### Objective
Count how many lines mention the word "color". Write that number alone.
Start The data
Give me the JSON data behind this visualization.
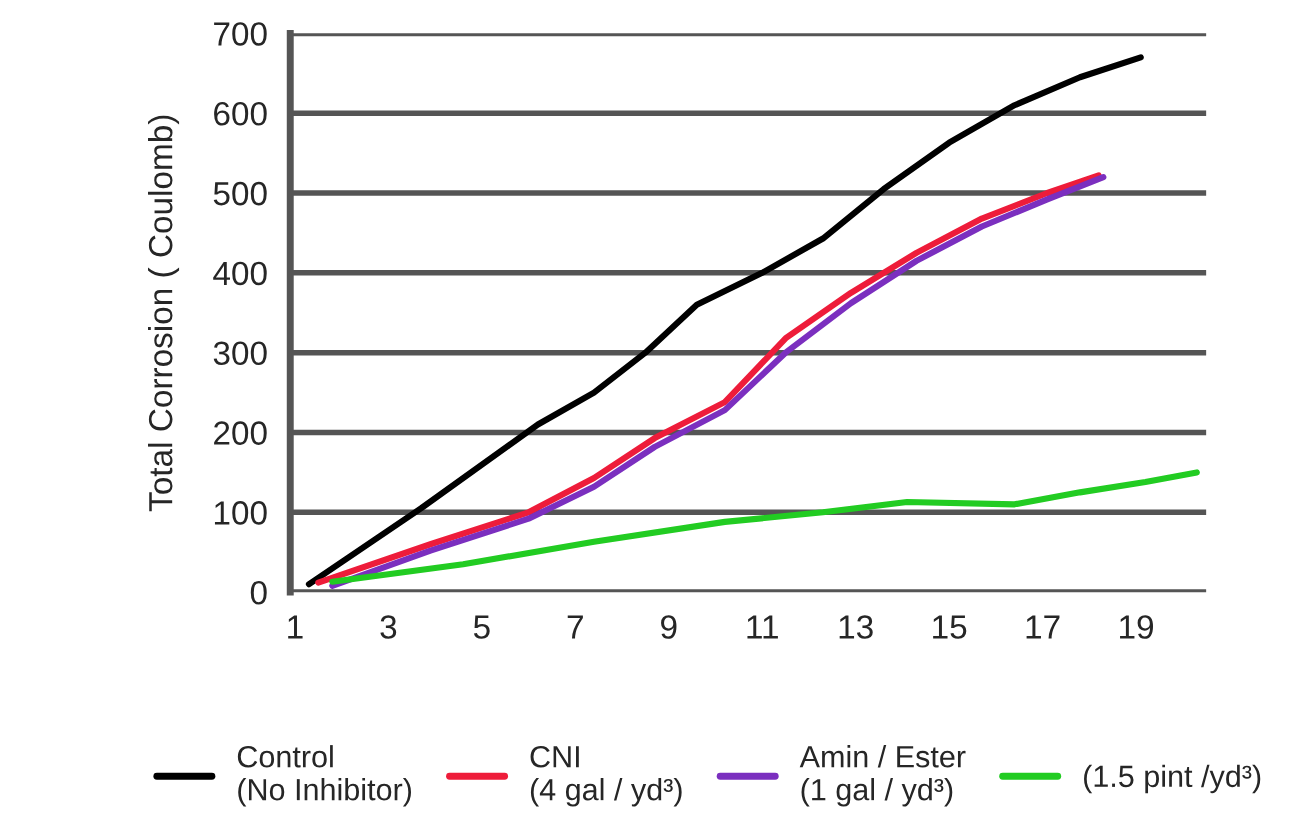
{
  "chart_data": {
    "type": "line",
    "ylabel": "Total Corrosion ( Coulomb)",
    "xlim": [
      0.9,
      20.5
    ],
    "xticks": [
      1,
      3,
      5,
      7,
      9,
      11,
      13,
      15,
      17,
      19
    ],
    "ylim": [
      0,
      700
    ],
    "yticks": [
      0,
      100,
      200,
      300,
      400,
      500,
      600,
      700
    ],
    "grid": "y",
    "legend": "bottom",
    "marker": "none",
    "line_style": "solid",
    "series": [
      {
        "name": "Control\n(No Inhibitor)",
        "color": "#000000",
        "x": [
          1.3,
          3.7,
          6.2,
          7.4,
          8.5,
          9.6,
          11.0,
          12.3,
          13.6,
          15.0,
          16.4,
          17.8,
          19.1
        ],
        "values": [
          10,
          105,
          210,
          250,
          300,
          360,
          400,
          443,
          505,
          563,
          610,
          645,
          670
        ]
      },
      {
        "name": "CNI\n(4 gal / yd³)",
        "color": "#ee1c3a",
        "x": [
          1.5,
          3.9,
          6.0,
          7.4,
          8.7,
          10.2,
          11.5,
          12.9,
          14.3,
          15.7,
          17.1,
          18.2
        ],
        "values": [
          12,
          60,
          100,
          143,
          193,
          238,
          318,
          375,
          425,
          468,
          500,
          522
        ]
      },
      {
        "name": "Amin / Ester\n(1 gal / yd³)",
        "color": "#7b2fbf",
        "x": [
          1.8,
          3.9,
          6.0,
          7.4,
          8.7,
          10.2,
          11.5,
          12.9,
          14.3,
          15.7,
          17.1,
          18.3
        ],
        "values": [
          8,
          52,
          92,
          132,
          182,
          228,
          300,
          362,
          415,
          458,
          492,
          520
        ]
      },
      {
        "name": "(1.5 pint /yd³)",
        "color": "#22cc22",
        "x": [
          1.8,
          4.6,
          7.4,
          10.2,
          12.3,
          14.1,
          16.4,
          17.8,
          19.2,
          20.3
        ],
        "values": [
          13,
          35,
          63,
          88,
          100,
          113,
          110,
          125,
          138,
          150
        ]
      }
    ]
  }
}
End The data
### Reply to the task
4